Saved data entries:
# # # #

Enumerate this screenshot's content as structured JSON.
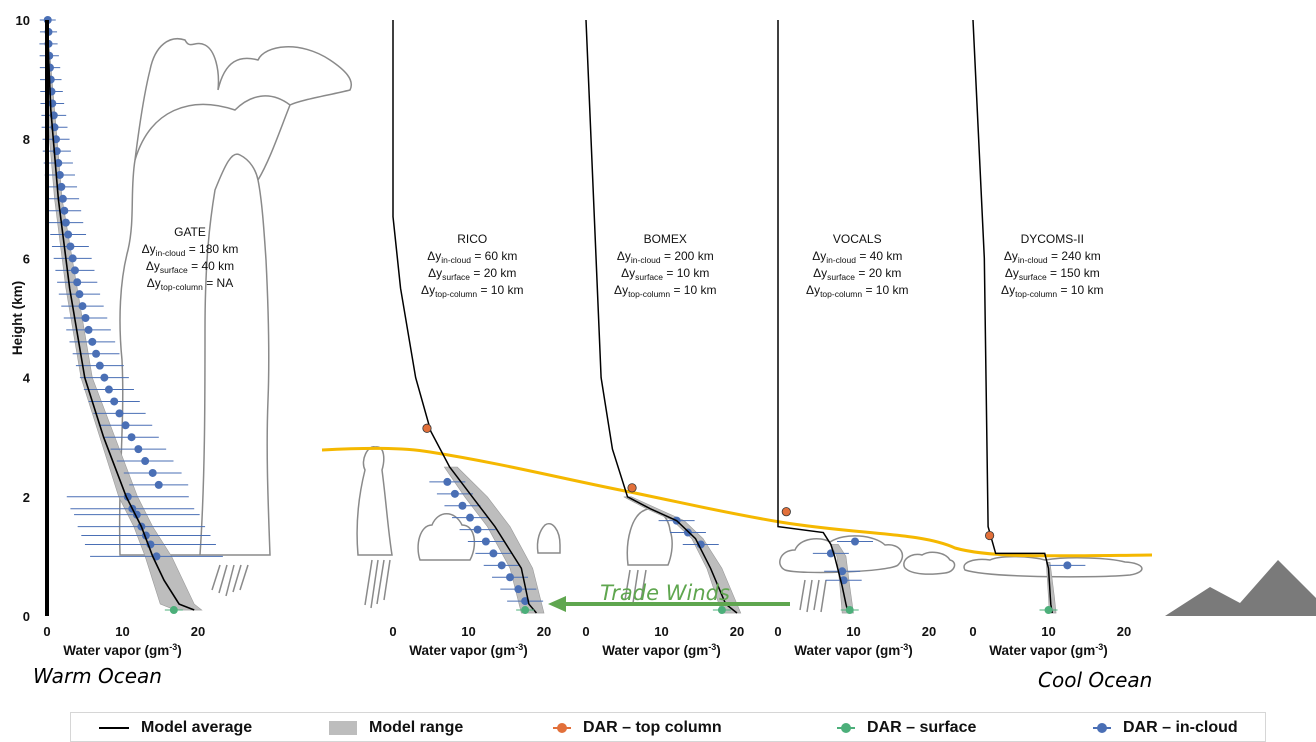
{
  "y_axis_label": "Height (km)",
  "warm_label": "Warm Ocean",
  "cool_label": "Cool Ocean",
  "trade_winds_label": "Trade Winds",
  "colors": {
    "model_avg": "#000000",
    "model_range": "#bdbdbd",
    "top_column": "#e2703a",
    "surface": "#4caf7a",
    "in_cloud": "#4a6fb5",
    "inversion": "#f5b800",
    "trade_winds": "#5fa64f",
    "warm_text": "#e2600e",
    "cool_text": "#1f6fc1"
  },
  "legend": [
    {
      "label": "Model average",
      "symbol": "line"
    },
    {
      "label": "Model range",
      "symbol": "box"
    },
    {
      "label": "DAR – top column",
      "symbol": "top_column"
    },
    {
      "label": "DAR – surface",
      "symbol": "surface"
    },
    {
      "label": "DAR – in-cloud",
      "symbol": "in_cloud"
    }
  ],
  "chart_data": [
    {
      "type": "line",
      "name": "GATE",
      "xlabel": "Water vapor (gm⁻³)",
      "ylabel": "Height (km)",
      "xticks": [
        0,
        10,
        20
      ],
      "yticks": [
        0,
        2,
        4,
        6,
        8,
        10
      ],
      "xlim": [
        0,
        20
      ],
      "ylim": [
        0,
        10
      ],
      "annotations": [
        "GATE",
        "Δyin-cloud = 180 km",
        "Δysurface = 40 km",
        "Δytop-column = NA"
      ],
      "model_average": {
        "x": [
          0,
          0.5,
          1.5,
          3,
          5,
          7.5,
          10.5,
          12.5,
          14,
          15.5,
          17.5,
          19.5
        ],
        "y": [
          10,
          8.5,
          7,
          5.5,
          4,
          3,
          2,
          1.5,
          1,
          0.6,
          0.2,
          0.1
        ]
      },
      "model_range": {
        "lower": [
          0,
          0,
          1,
          2.5,
          4.5,
          7,
          9.5,
          11.5,
          13,
          14,
          15,
          17
        ],
        "upper": [
          0,
          1,
          2,
          4,
          6,
          9,
          12,
          14,
          16.5,
          18,
          19.5,
          20.5
        ],
        "y": [
          10,
          8.5,
          7,
          5.5,
          4,
          3,
          2,
          1.5,
          1,
          0.6,
          0.2,
          0.1
        ]
      },
      "in_cloud": {
        "x": [
          0.1,
          0.2,
          0.2,
          0.3,
          0.4,
          0.5,
          0.6,
          0.7,
          0.9,
          1.0,
          1.2,
          1.3,
          1.5,
          1.7,
          1.9,
          2.1,
          2.3,
          2.5,
          2.8,
          3.1,
          3.4,
          3.7,
          4.0,
          4.3,
          4.7,
          5.1,
          5.5,
          6.0,
          6.5,
          7.0,
          7.6,
          8.2,
          8.9,
          9.6,
          10.4,
          11.2,
          12.1,
          13.0,
          14.0,
          14.8
        ],
        "y": [
          10,
          9.8,
          9.6,
          9.4,
          9.2,
          9.0,
          8.8,
          8.6,
          8.4,
          8.2,
          8.0,
          7.8,
          7.6,
          7.4,
          7.2,
          7.0,
          6.8,
          6.6,
          6.4,
          6.2,
          6.0,
          5.8,
          5.6,
          5.4,
          5.2,
          5.0,
          4.8,
          4.6,
          4.4,
          4.2,
          4.0,
          3.8,
          3.6,
          3.4,
          3.2,
          3.0,
          2.8,
          2.6,
          2.4,
          2.2
        ],
        "x_extra": [
          10.7,
          11.3,
          11.9,
          12.5,
          13.1,
          13.7,
          14.5
        ],
        "y_extra": [
          2.0,
          1.8,
          1.7,
          1.5,
          1.35,
          1.2,
          1.0
        ]
      },
      "surface": {
        "x": [
          16.8
        ],
        "y": [
          0.1
        ]
      },
      "top_column": null
    },
    {
      "type": "line",
      "name": "RICO",
      "xlabel": "Water vapor (gm⁻³)",
      "xticks": [
        0,
        10,
        20
      ],
      "xlim": [
        0,
        20
      ],
      "annotations": [
        "RICO",
        "Δyin-cloud = 60 km",
        "Δysurface = 20 km",
        "Δytop-column = 10 km"
      ],
      "model_average": {
        "x": [
          0,
          0,
          1,
          3,
          5,
          7.5,
          10.5,
          13.5,
          17,
          18,
          19
        ],
        "y": [
          10,
          6.7,
          5.5,
          4,
          3.1,
          2.5,
          2,
          1.5,
          0.8,
          0.2,
          0.05
        ]
      },
      "model_range": {
        "lower": [
          6.8,
          9.5,
          12.5,
          15.5,
          17
        ],
        "upper": [
          8.5,
          12.5,
          15.5,
          18.5,
          20
        ],
        "y": [
          2.5,
          2,
          1.5,
          0.8,
          0.05
        ]
      },
      "in_cloud": {
        "x": [
          7.2,
          8.2,
          9.2,
          10.2,
          11.2,
          12.3,
          13.3,
          14.4,
          15.5,
          16.6,
          17.5
        ],
        "y": [
          2.25,
          2.05,
          1.85,
          1.65,
          1.45,
          1.25,
          1.05,
          0.85,
          0.65,
          0.45,
          0.25
        ]
      },
      "surface": {
        "x": [
          17.5
        ],
        "y": [
          0.1
        ]
      },
      "top_column": {
        "x": [
          4.5
        ],
        "y": [
          3.15
        ]
      }
    },
    {
      "type": "line",
      "name": "BOMEX",
      "xlabel": "Water vapor (gm⁻³)",
      "xticks": [
        0,
        10,
        20
      ],
      "xlim": [
        0,
        20
      ],
      "annotations": [
        "BOMEX",
        "Δyin-cloud = 200 km",
        "Δysurface = 10 km",
        "Δytop-column = 10 km"
      ],
      "model_average": {
        "x": [
          0,
          2,
          3.5,
          5.5,
          8.5,
          12,
          14.5,
          16.5,
          18.5,
          20
        ],
        "y": [
          10,
          4,
          2.8,
          2,
          1.8,
          1.6,
          1.3,
          0.8,
          0.2,
          0.05
        ]
      },
      "model_range": {
        "lower": [
          5,
          8,
          11.5,
          14,
          16,
          18
        ],
        "upper": [
          6,
          9.5,
          13,
          15.5,
          18,
          20.5
        ],
        "y": [
          2,
          1.8,
          1.6,
          1.3,
          0.8,
          0.05
        ]
      },
      "in_cloud": {
        "x": [
          12,
          13.5,
          15.2
        ],
        "y": [
          1.6,
          1.4,
          1.2
        ]
      },
      "surface": {
        "x": [
          18
        ],
        "y": [
          0.1
        ]
      },
      "top_column": {
        "x": [
          6.1
        ],
        "y": [
          2.15
        ]
      }
    },
    {
      "type": "line",
      "name": "VOCALS",
      "xlabel": "Water vapor (gm⁻³)",
      "xticks": [
        0,
        10,
        20
      ],
      "xlim": [
        0,
        20
      ],
      "annotations": [
        "VOCALS",
        "Δyin-cloud = 40 km",
        "Δysurface = 20 km",
        "Δytop-column = 10 km"
      ],
      "model_average": {
        "x": [
          0,
          0,
          0,
          6,
          7,
          7.5,
          8.5,
          9,
          9.3
        ],
        "y": [
          10,
          6,
          1.5,
          1.4,
          1.2,
          1,
          0.5,
          0.2,
          0.05
        ]
      },
      "model_range": {
        "lower": [
          7,
          7.8,
          8.2,
          8.5
        ],
        "upper": [
          8,
          9,
          9.5,
          10
        ],
        "y": [
          1.2,
          1,
          0.5,
          0.05
        ]
      },
      "in_cloud": {
        "x": [
          7,
          8.5,
          10.2,
          8.7
        ],
        "y": [
          1.05,
          0.75,
          1.25,
          0.6
        ]
      },
      "surface": {
        "x": [
          9.5
        ],
        "y": [
          0.1
        ]
      },
      "top_column": {
        "x": [
          1.1
        ],
        "y": [
          1.75
        ]
      }
    },
    {
      "type": "line",
      "name": "DYCOMS-II",
      "xlabel": "Water vapor (gm⁻³)",
      "xticks": [
        0,
        10,
        20
      ],
      "xlim": [
        0,
        20
      ],
      "annotations": [
        "DYCOMS-II",
        "Δyin-cloud = 240 km",
        "Δysurface = 150 km",
        "Δytop-column = 10 km"
      ],
      "model_average": {
        "x": [
          0,
          1.5,
          2,
          3,
          9.5,
          10,
          10.3,
          10.5
        ],
        "y": [
          10,
          6,
          1.5,
          1.05,
          1.05,
          0.8,
          0.2,
          0.05
        ]
      },
      "model_range": {
        "lower": [
          9.7,
          10,
          10.1
        ],
        "upper": [
          10.2,
          10.8,
          11
        ],
        "y": [
          0.9,
          0.3,
          0.05
        ]
      },
      "in_cloud": {
        "x": [
          12.5
        ],
        "y": [
          0.85
        ]
      },
      "surface": {
        "x": [
          10
        ],
        "y": [
          0.1
        ]
      },
      "top_column": {
        "x": [
          2.2
        ],
        "y": [
          1.35
        ]
      }
    }
  ],
  "inversion_line": {
    "comment_free": true
  }
}
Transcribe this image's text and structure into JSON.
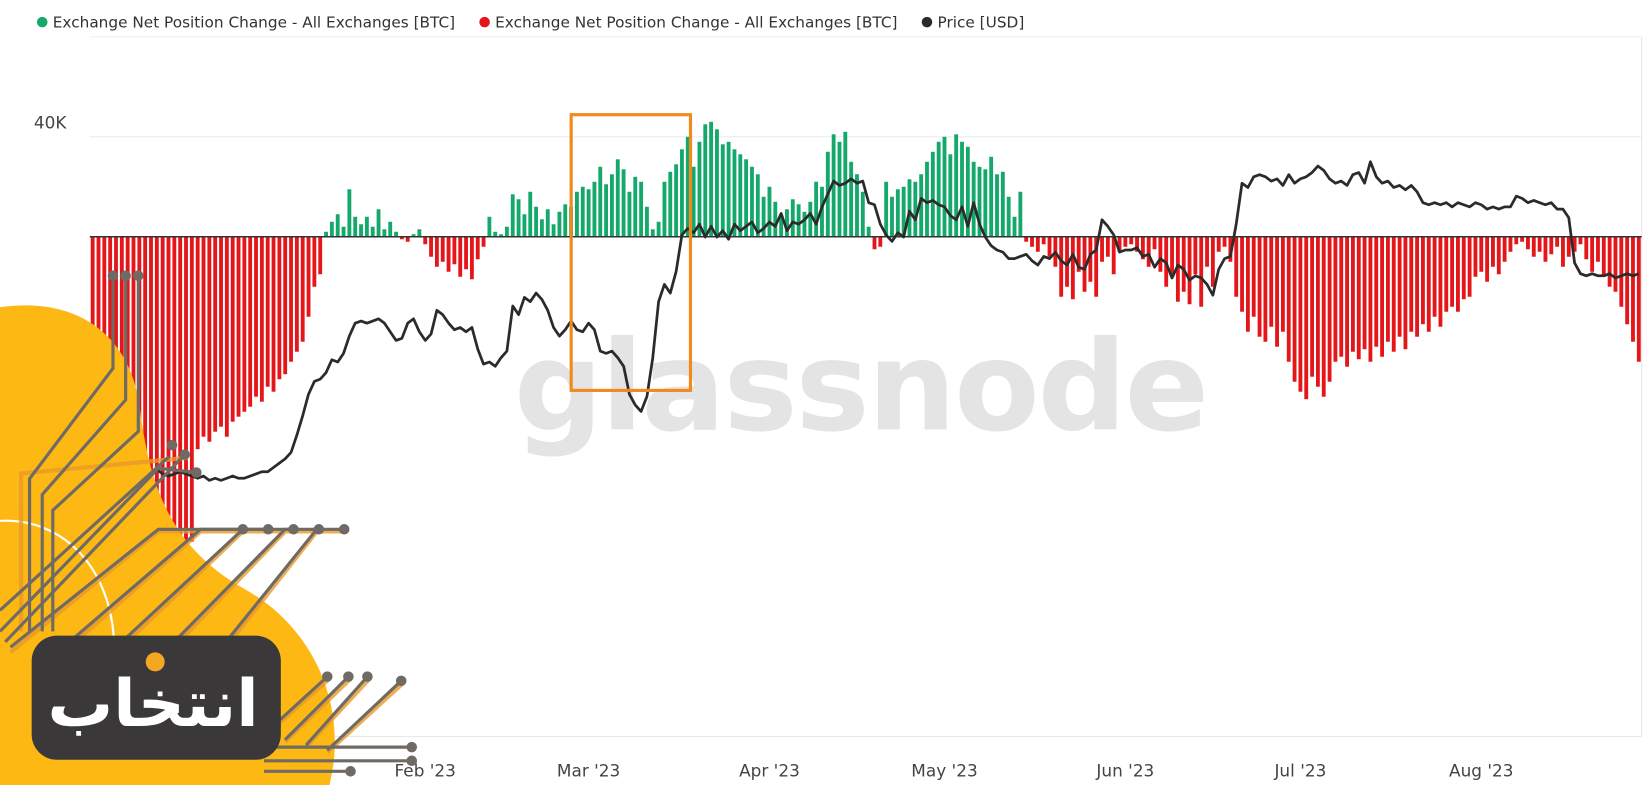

# # # #

● EXERCISE INSTRUCTIONS
Where a line of the records above holds the word "Ocean", copy that line.

● FINISHED ANSWER
  "warm_label": "Warm Ocean",
  "cool_label": "Cool Ocean",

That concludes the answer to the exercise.